◆ Brief:
Please set down the full review below, about a novel set in Japan in 1984, word for word.

◆ Excerpted text:
## begin

It is 1984, and the place is Japan, but things are going to suddenly start altering. With two main characters, Aomame and Tengo, the tale is told in alternating chapters between the two. At first you have a mystery, in that what relation do these two characters actually bear to each other? Both characters seem to be living completely different lives, and have very little in common, but as you progress everything is slowly revealed, drawing you further in to the story. Aomame feels that she is in a different reality, or parallel universe, but is she? Could she just be more real than others? With Aomame as a gym instructor and assassin, and Tengo as a teacher and writer you are completely mesmerised by the two. Taking in such things as religious cults, and some history of what happened in Japan in the last century, this could be seen in some ways as an allergory of the Japanese people as a nation.

## end

◆ Records supplied:

## begin

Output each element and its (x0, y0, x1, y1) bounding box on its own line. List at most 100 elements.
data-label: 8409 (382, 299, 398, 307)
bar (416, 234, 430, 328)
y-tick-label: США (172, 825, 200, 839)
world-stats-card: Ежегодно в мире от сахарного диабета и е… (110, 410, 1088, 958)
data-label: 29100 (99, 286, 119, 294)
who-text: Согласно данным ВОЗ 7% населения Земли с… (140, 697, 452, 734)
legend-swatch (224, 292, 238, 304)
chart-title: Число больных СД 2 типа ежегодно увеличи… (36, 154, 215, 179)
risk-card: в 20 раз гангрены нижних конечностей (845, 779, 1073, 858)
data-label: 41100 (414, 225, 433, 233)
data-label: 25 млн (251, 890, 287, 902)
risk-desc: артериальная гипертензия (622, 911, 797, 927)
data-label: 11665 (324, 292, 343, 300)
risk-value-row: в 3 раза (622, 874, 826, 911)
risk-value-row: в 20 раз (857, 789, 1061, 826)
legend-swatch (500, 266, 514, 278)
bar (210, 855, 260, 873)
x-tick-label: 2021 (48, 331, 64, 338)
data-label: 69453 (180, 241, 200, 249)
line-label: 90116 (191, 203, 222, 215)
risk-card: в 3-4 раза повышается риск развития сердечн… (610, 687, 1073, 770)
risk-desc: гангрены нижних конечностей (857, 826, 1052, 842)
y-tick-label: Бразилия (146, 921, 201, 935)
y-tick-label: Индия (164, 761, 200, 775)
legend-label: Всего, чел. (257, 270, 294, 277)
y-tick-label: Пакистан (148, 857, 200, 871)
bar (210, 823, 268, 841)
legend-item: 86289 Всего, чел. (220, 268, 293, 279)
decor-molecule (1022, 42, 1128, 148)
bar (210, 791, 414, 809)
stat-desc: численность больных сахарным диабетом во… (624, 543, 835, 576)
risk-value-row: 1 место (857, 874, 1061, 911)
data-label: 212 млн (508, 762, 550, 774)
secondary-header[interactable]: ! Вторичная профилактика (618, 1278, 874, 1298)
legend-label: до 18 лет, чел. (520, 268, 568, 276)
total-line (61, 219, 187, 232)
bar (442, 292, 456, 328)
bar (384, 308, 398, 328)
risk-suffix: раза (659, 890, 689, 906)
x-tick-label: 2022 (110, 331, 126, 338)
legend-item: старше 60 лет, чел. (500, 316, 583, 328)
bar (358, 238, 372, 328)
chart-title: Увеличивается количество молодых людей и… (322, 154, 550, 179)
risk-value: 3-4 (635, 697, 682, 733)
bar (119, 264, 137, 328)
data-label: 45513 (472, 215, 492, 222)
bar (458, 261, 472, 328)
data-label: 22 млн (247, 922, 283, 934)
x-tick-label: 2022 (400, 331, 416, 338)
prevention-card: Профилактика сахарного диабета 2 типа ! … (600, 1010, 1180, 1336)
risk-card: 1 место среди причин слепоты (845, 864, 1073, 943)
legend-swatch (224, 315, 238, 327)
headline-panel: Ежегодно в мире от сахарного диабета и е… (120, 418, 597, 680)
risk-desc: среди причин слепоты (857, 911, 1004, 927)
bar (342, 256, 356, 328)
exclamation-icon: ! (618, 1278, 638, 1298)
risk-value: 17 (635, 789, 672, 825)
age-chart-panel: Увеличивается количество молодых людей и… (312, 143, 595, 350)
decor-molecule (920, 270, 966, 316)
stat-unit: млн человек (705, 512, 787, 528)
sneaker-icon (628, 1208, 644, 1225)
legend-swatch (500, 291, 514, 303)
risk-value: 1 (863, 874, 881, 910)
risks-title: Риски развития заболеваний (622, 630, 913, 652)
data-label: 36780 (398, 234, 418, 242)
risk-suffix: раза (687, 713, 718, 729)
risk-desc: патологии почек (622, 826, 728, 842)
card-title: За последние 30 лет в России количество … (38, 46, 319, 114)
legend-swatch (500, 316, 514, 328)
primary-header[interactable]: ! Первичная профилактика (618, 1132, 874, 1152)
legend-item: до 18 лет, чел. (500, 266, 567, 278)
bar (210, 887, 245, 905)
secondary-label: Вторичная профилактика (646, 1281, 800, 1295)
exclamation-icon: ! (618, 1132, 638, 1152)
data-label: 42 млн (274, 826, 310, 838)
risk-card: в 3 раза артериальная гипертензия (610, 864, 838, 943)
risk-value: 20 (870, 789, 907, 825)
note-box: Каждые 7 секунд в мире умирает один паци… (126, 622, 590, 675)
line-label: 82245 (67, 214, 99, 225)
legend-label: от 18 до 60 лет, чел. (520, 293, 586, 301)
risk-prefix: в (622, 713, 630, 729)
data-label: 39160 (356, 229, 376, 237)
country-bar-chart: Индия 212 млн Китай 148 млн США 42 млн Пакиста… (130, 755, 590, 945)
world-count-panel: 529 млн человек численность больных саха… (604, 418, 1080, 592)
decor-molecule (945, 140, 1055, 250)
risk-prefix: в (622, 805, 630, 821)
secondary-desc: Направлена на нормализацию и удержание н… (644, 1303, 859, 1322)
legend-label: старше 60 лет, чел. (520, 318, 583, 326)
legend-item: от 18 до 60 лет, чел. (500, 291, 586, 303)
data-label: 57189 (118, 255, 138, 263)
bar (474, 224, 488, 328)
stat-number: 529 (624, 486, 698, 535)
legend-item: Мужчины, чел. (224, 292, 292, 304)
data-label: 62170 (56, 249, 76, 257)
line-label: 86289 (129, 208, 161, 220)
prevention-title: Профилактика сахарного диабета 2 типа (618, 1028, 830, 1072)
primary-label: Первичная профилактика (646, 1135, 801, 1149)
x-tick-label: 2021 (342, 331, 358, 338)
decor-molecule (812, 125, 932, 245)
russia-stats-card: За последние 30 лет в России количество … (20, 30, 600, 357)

## end

◆ Answer in full:
It is 1984, and the place is Japan, but things are going to suddenly start altering. With two main characters, Aomame and Tengo, the tale is told in alternating chapters between the two. At first you have a mystery, in that what relation do these two characters actually bear to each other? Both characters seem to be living completely different lives, and have very little in common, but as you progress everything is slowly revealed, drawing you further in to the story. Aomame feels that she is in a different reality, or parallel universe, but is she? Could she just be more real than others? With Aomame as a gym instructor and assassin, and Tengo as a teacher and writer you are completely mesmerised by the two. Taking in such things as religious cults, and some history of what happened in Japan in the last century, this could be seen in some ways as an allergory of the Japanese people as a nation.